• WHAT YOU HAVE TO DO
Output every line below exactly.

+++ GIVEN DATA +++

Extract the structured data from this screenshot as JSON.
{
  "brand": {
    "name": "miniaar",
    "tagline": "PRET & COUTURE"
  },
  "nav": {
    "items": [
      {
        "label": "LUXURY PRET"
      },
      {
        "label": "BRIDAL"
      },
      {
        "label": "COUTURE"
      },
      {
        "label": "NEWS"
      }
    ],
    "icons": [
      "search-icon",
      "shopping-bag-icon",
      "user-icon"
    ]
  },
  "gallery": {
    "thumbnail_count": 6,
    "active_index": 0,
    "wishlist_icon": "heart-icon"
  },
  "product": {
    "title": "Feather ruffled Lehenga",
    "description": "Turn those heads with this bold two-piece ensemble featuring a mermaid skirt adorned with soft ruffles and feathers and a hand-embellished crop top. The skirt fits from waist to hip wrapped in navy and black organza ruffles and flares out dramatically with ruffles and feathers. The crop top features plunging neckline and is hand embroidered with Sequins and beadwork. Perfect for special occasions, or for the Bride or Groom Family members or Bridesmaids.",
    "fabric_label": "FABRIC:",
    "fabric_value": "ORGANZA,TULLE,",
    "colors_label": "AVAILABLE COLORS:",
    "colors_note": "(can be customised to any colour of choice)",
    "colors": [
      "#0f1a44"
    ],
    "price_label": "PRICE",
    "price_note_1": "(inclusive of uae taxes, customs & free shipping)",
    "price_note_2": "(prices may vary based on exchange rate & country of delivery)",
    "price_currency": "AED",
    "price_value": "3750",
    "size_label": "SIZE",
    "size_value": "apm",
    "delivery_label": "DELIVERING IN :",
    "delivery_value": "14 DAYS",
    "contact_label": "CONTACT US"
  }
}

+++

• THE REPLY
Extract the structured data from this screenshot as JSON.
{
  "brand": {
    "name": "miniaar",
    "tagline": "PRET & COUTURE"
  },
  "nav": {
    "items": [
      {
        "label": "LUXURY PRET"
      },
      {
        "label": "BRIDAL"
      },
      {
        "label": "COUTURE"
      },
      {
        "label": "NEWS"
      }
    ],
    "icons": [
      "search-icon",
      "shopping-bag-icon",
      "user-icon"
    ]
  },
  "gallery": {
    "thumbnail_count": 6,
    "active_index": 0,
    "wishlist_icon": "heart-icon"
  },
  "product": {
    "title": "Feather ruffled Lehenga",
    "description": "Turn those heads with this bold two-piece ensemble featuring a mermaid skirt adorned with soft ruffles and feathers and a hand-embellished crop top. The skirt fits from waist to hip wrapped in navy and black organza ruffles and flares out dramatically with ruffles and feathers. The crop top features plunging neckline and is hand embroidered with Sequins and beadwork. Perfect for special occasions, or for the Bride or Groom Family members or Bridesmaids.",
    "fabric_label": "FABRIC:",
    "fabric_value": "ORGANZA,TULLE,",
    "colors_label": "AVAILABLE COLORS:",
    "colors_note": "(can be customised to any colour of choice)",
    "colors": [
      "#0f1a44"
    ],
    "price_label": "PRICE",
    "price_note_1": "(inclusive of uae taxes, customs & free shipping)",
    "price_note_2": "(prices may vary based on exchange rate & country of delivery)",
    "price_currency": "AED",
    "price_value": "3750",
    "size_label": "SIZE",
    "size_value": "apm",
    "delivery_label": "DELIVERING IN :",
    "delivery_value": "14 DAYS",
    "contact_label": "CONTACT US"
  }
}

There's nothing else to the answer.